>> Start
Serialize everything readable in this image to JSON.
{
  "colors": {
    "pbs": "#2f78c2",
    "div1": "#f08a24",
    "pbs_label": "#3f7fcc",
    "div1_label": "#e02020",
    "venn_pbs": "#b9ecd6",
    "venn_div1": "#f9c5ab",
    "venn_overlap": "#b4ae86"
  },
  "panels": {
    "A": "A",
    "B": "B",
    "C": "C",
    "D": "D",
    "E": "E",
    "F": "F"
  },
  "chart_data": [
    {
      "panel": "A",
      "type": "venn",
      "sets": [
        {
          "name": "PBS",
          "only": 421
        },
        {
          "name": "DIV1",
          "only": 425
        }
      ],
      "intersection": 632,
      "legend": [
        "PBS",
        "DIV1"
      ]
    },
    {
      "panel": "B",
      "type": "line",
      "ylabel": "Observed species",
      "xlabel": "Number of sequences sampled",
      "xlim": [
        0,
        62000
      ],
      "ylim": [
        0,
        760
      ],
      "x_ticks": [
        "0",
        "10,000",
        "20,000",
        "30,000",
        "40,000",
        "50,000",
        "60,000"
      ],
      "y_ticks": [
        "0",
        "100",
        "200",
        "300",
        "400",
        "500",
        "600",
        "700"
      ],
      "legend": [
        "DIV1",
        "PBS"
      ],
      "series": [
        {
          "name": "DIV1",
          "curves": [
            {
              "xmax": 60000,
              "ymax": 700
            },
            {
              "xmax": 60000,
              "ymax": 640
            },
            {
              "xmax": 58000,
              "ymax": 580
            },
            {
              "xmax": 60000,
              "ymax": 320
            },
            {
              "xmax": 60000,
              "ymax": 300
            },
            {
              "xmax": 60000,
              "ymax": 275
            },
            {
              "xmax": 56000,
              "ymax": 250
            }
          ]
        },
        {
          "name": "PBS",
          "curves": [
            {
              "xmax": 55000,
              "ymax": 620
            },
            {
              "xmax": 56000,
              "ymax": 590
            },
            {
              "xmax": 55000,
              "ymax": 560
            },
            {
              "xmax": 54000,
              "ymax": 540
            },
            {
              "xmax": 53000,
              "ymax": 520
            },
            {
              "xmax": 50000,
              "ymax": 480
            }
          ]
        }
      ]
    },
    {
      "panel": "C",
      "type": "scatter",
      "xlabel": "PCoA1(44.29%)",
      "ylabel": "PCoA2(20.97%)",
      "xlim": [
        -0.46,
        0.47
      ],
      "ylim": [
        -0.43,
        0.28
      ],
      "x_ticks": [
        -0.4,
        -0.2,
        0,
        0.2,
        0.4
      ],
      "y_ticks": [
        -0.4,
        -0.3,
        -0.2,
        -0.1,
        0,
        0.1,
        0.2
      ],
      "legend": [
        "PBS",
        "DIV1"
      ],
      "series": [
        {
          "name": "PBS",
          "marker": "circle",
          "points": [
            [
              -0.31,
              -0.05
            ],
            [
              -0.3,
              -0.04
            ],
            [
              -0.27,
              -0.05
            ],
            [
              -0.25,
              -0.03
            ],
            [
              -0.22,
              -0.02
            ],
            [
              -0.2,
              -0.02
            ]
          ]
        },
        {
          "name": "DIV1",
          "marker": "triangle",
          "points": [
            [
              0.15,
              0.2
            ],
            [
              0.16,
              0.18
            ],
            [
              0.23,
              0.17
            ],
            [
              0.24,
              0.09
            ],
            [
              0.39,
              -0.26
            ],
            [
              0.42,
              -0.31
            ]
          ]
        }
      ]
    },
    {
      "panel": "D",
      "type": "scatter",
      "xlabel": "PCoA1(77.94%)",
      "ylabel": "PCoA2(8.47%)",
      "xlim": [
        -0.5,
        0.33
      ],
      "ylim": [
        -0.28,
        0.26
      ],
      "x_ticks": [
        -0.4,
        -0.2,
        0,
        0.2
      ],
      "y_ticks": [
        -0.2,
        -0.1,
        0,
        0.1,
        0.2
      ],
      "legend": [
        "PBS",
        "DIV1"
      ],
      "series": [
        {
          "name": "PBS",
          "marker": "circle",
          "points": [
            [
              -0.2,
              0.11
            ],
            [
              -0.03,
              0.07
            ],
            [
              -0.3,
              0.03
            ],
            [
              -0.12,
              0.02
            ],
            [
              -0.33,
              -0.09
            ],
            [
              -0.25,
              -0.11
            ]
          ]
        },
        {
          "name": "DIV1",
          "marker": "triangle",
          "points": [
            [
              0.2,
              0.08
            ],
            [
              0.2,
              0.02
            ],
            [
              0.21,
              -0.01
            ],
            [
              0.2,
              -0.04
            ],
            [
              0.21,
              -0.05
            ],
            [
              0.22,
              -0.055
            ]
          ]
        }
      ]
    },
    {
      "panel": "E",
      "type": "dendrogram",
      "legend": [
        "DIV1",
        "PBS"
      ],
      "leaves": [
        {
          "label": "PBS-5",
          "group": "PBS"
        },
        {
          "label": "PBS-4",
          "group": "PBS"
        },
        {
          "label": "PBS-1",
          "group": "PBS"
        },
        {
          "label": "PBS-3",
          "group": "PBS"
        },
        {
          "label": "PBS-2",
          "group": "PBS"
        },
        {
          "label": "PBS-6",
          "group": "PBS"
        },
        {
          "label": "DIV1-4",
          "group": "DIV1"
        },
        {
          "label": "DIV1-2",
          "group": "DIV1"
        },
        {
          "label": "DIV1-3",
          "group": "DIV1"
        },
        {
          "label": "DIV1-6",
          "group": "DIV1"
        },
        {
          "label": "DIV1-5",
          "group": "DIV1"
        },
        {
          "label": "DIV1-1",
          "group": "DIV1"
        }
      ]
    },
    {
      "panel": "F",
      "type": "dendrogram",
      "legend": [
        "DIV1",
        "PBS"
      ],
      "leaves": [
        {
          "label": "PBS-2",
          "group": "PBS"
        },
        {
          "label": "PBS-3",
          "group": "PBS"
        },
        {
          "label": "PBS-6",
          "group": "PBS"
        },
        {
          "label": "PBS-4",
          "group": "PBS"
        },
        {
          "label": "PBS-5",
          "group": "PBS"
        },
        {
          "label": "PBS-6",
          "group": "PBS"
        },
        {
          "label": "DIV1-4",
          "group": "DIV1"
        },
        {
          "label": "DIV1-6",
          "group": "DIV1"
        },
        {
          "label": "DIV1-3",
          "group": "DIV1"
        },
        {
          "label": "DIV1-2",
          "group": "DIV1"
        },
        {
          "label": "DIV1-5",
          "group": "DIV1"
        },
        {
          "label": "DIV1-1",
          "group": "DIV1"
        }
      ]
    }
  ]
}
>> End
### Challenge
Print the material verbatim, all of it.

### In response
Serialize everything readable in this image to JSON.
{
  "colors": {
    "pbs": "#2f78c2",
    "div1": "#f08a24",
    "pbs_label": "#3f7fcc",
    "div1_label": "#e02020",
    "venn_pbs": "#b9ecd6",
    "venn_div1": "#f9c5ab",
    "venn_overlap": "#b4ae86"
  },
  "panels": {
    "A": "A",
    "B": "B",
    "C": "C",
    "D": "D",
    "E": "E",
    "F": "F"
  },
  "chart_data": [
    {
      "panel": "A",
      "type": "venn",
      "sets": [
        {
          "name": "PBS",
          "only": 421
        },
        {
          "name": "DIV1",
          "only": 425
        }
      ],
      "intersection": 632,
      "legend": [
        "PBS",
        "DIV1"
      ]
    },
    {
      "panel": "B",
      "type": "line",
      "ylabel": "Observed species",
      "xlabel": "Number of sequences sampled",
      "xlim": [
        0,
        62000
      ],
      "ylim": [
        0,
        760
      ],
      "x_ticks": [
        "0",
        "10,000",
        "20,000",
        "30,000",
        "40,000",
        "50,000",
        "60,000"
      ],
      "y_ticks": [
        "0",
        "100",
        "200",
        "300",
        "400",
        "500",
        "600",
        "700"
      ],
      "legend": [
        "DIV1",
        "PBS"
      ],
      "series": [
        {
          "name": "DIV1",
          "curves": [
            {
              "xmax": 60000,
              "ymax": 700
            },
            {
              "xmax": 60000,
              "ymax": 640
            },
            {
              "xmax": 58000,
              "ymax": 580
            },
            {
              "xmax": 60000,
              "ymax": 320
            },
            {
              "xmax": 60000,
              "ymax": 300
            },
            {
              "xmax": 60000,
              "ymax": 275
            },
            {
              "xmax": 56000,
              "ymax": 250
            }
          ]
        },
        {
          "name": "PBS",
          "curves": [
            {
              "xmax": 55000,
              "ymax": 620
            },
            {
              "xmax": 56000,
              "ymax": 590
            },
            {
              "xmax": 55000,
              "ymax": 560
            },
            {
              "xmax": 54000,
              "ymax": 540
            },
            {
              "xmax": 53000,
              "ymax": 520
            },
            {
              "xmax": 50000,
              "ymax": 480
            }
          ]
        }
      ]
    },
    {
      "panel": "C",
      "type": "scatter",
      "xlabel": "PCoA1(44.29%)",
      "ylabel": "PCoA2(20.97%)",
      "xlim": [
        -0.46,
        0.47
      ],
      "ylim": [
        -0.43,
        0.28
      ],
      "x_ticks": [
        -0.4,
        -0.2,
        0,
        0.2,
        0.4
      ],
      "y_ticks": [
        -0.4,
        -0.3,
        -0.2,
        -0.1,
        0,
        0.1,
        0.2
      ],
      "legend": [
        "PBS",
        "DIV1"
      ],
      "series": [
        {
          "name": "PBS",
          "marker": "circle",
          "points": [
            [
              -0.31,
              -0.05
            ],
            [
              -0.3,
              -0.04
            ],
            [
              -0.27,
              -0.05
            ],
            [
              -0.25,
              -0.03
            ],
            [
              -0.22,
              -0.02
            ],
            [
              -0.2,
              -0.02
            ]
          ]
        },
        {
          "name": "DIV1",
          "marker": "triangle",
          "points": [
            [
              0.15,
              0.2
            ],
            [
              0.16,
              0.18
            ],
            [
              0.23,
              0.17
            ],
            [
              0.24,
              0.09
            ],
            [
              0.39,
              -0.26
            ],
            [
              0.42,
              -0.31
            ]
          ]
        }
      ]
    },
    {
      "panel": "D",
      "type": "scatter",
      "xlabel": "PCoA1(77.94%)",
      "ylabel": "PCoA2(8.47%)",
      "xlim": [
        -0.5,
        0.33
      ],
      "ylim": [
        -0.28,
        0.26
      ],
      "x_ticks": [
        -0.4,
        -0.2,
        0,
        0.2
      ],
      "y_ticks": [
        -0.2,
        -0.1,
        0,
        0.1,
        0.2
      ],
      "legend": [
        "PBS",
        "DIV1"
      ],
      "series": [
        {
          "name": "PBS",
          "marker": "circle",
          "points": [
            [
              -0.2,
              0.11
            ],
            [
              -0.03,
              0.07
            ],
            [
              -0.3,
              0.03
            ],
            [
              -0.12,
              0.02
            ],
            [
              -0.33,
              -0.09
            ],
            [
              -0.25,
              -0.11
            ]
          ]
        },
        {
          "name": "DIV1",
          "marker": "triangle",
          "points": [
            [
              0.2,
              0.08
            ],
            [
              0.2,
              0.02
            ],
            [
              0.21,
              -0.01
            ],
            [
              0.2,
              -0.04
            ],
            [
              0.21,
              -0.05
            ],
            [
              0.22,
              -0.055
            ]
          ]
        }
      ]
    },
    {
      "panel": "E",
      "type": "dendrogram",
      "legend": [
        "DIV1",
        "PBS"
      ],
      "leaves": [
        {
          "label": "PBS-5",
          "group": "PBS"
        },
        {
          "label": "PBS-4",
          "group": "PBS"
        },
        {
          "label": "PBS-1",
          "group": "PBS"
        },
        {
          "label": "PBS-3",
          "group": "PBS"
        },
        {
          "label": "PBS-2",
          "group": "PBS"
        },
        {
          "label": "PBS-6",
          "group": "PBS"
        },
        {
          "label": "DIV1-4",
          "group": "DIV1"
        },
        {
          "label": "DIV1-2",
          "group": "DIV1"
        },
        {
          "label": "DIV1-3",
          "group": "DIV1"
        },
        {
          "label": "DIV1-6",
          "group": "DIV1"
        },
        {
          "label": "DIV1-5",
          "group": "DIV1"
        },
        {
          "label": "DIV1-1",
          "group": "DIV1"
        }
      ]
    },
    {
      "panel": "F",
      "type": "dendrogram",
      "legend": [
        "DIV1",
        "PBS"
      ],
      "leaves": [
        {
          "label": "PBS-2",
          "group": "PBS"
        },
        {
          "label": "PBS-3",
          "group": "PBS"
        },
        {
          "label": "PBS-6",
          "group": "PBS"
        },
        {
          "label": "PBS-4",
          "group": "PBS"
        },
        {
          "label": "PBS-5",
          "group": "PBS"
        },
        {
          "label": "PBS-6",
          "group": "PBS"
        },
        {
          "label": "DIV1-4",
          "group": "DIV1"
        },
        {
          "label": "DIV1-6",
          "group": "DIV1"
        },
        {
          "label": "DIV1-3",
          "group": "DIV1"
        },
        {
          "label": "DIV1-2",
          "group": "DIV1"
        },
        {
          "label": "DIV1-5",
          "group": "DIV1"
        },
        {
          "label": "DIV1-1",
          "group": "DIV1"
        }
      ]
    }
  ]
}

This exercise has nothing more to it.